Exercise description
Could you copy out the jazz passage in full, word for word?

Passage
Do you want to know who Dizzy Gillespie  idolized? Did you ever wonder who inspired Kenny Clarke and Art Blakey? Who was the pianist that mentored Monk, Bud Powell, Tad Dameron, Elmo Hope, Sarah Vaughan and Mel Torme? Who was Art Tatum’s idol and Nat Cole’s mentor? What musical quartet pioneered the concept adopted later by the Modern Jazz Quartet? Were you ever curious to know who taught saxophone to Stanley Turrentine or who taught piano to Ahmad Jamal? What community music school trained Robert McFerrin, Sr. for his history-making debut with the Metropolitan Opera? What virtually unknown pianist was a significant influence on young John Coltrane, Shirley Scott, McCoy Tyner, Bobby Timmons and Ray Bryant when he moved to Philadelphia from Pittsburgh in the 1940s?  Would you be surprised to know that Erroll Garner attended classes at the Julliard School of Music in New York and was at the top of his class in writing and arranging proficiency?

 

Some answers  can be gleaned from the postings on the Pittsburgh Jazz Network.

Spatial annotation entries:
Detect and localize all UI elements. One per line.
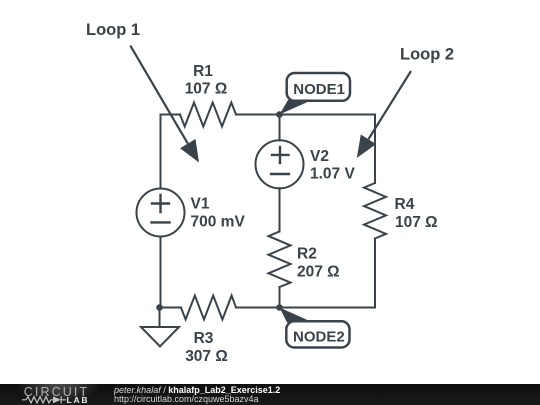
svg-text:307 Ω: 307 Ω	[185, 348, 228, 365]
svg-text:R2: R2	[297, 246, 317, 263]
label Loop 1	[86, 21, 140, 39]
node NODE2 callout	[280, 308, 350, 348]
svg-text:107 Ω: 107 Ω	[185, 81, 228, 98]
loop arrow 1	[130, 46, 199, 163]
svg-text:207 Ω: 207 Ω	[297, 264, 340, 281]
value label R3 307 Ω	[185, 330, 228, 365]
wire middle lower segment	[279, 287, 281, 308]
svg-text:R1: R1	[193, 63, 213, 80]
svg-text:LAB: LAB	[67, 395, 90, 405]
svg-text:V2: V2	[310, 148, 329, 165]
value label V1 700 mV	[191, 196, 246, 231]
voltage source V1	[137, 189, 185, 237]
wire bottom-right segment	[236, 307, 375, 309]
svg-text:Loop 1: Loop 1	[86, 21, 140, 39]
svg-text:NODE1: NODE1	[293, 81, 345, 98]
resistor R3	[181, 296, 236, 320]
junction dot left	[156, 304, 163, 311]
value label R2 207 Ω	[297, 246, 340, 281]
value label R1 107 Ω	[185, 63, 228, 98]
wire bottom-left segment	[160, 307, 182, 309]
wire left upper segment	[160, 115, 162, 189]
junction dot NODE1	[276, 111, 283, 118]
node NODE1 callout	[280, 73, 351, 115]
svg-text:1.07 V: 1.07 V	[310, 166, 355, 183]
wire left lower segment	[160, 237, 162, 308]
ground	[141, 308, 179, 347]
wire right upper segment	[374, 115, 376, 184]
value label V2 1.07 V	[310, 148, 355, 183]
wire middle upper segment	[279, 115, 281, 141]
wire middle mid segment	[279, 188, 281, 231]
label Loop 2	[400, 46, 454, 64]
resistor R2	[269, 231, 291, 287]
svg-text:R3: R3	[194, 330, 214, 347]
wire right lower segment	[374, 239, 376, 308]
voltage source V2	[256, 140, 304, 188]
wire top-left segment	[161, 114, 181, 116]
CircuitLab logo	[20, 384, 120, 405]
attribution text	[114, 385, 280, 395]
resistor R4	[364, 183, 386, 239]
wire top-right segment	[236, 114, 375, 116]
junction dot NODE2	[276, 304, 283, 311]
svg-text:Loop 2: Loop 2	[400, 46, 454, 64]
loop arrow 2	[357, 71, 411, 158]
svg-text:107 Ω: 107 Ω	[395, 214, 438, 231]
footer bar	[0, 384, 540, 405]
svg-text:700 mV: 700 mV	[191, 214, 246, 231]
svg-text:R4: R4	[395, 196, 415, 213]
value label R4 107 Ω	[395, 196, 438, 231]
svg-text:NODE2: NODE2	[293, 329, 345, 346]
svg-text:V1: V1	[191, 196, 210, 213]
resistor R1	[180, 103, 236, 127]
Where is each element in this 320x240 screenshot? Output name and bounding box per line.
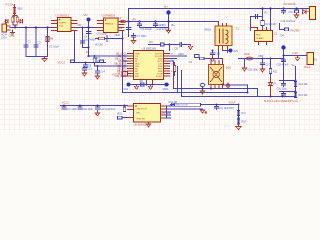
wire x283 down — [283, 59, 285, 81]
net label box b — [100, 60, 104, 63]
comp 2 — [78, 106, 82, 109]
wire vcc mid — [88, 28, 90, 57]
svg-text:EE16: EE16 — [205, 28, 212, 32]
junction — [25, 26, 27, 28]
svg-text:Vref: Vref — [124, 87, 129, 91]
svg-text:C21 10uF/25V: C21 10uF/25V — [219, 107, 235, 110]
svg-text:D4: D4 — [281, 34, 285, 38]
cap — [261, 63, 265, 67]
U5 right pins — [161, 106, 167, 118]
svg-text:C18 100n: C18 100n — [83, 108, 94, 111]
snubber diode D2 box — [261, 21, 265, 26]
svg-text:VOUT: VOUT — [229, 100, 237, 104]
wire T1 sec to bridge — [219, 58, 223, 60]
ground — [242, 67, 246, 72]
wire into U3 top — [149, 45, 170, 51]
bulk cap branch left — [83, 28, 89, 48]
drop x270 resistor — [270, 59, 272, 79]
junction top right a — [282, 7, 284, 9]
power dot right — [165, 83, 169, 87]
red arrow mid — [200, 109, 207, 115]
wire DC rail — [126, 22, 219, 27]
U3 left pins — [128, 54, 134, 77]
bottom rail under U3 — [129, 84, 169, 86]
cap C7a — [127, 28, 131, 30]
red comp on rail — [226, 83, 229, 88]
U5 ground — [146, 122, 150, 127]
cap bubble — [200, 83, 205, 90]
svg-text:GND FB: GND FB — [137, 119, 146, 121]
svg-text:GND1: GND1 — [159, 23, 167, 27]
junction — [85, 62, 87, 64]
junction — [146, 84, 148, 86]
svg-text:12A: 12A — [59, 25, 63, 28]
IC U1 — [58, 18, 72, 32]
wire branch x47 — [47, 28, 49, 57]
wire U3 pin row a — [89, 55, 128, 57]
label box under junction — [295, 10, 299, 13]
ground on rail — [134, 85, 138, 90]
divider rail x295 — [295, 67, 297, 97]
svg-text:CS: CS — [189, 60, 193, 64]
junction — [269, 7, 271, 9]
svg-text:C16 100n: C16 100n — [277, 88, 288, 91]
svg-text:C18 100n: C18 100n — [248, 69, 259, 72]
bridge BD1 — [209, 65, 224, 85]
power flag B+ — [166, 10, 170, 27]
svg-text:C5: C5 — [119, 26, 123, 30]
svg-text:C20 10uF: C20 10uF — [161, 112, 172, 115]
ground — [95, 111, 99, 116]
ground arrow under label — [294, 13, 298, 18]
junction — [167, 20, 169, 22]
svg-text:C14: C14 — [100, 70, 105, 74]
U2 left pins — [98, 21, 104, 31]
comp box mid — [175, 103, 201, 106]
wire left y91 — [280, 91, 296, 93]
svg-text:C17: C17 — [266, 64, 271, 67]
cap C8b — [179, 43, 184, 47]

Output of the task
Do you want to know who Dizzy Gillespie  idolized? Did you ever wonder who inspired Kenny Clarke and Art Blakey? Who was the pianist that mentored Monk, Bud Powell, Tad Dameron, Elmo Hope, Sarah Vaughan and Mel Torme? Who was Art Tatum’s idol and Nat Cole’s mentor? What musical quartet pioneered the concept adopted later by the Modern Jazz Quartet? Were you ever curious to know who taught saxophone to Stanley Turrentine or who taught piano to Ahmad Jamal? What community music school trained Robert McFerrin, Sr. for his history-making debut with the Metropolitan Opera? What virtually unknown pianist was a significant influence on young John Coltrane, Shirley Scott, McCoy Tyner, Bobby Timmons and Ray Bryant when he moved to Philadelphia from Pittsburgh in the 1940s?  Would you be surprised to know that Erroll Garner attended classes at the Julliard School of Music in New York and was at the top of his class in writing and arranging proficiency?

 

Some answers  can be gleaned from the postings on the Pittsburgh Jazz Network.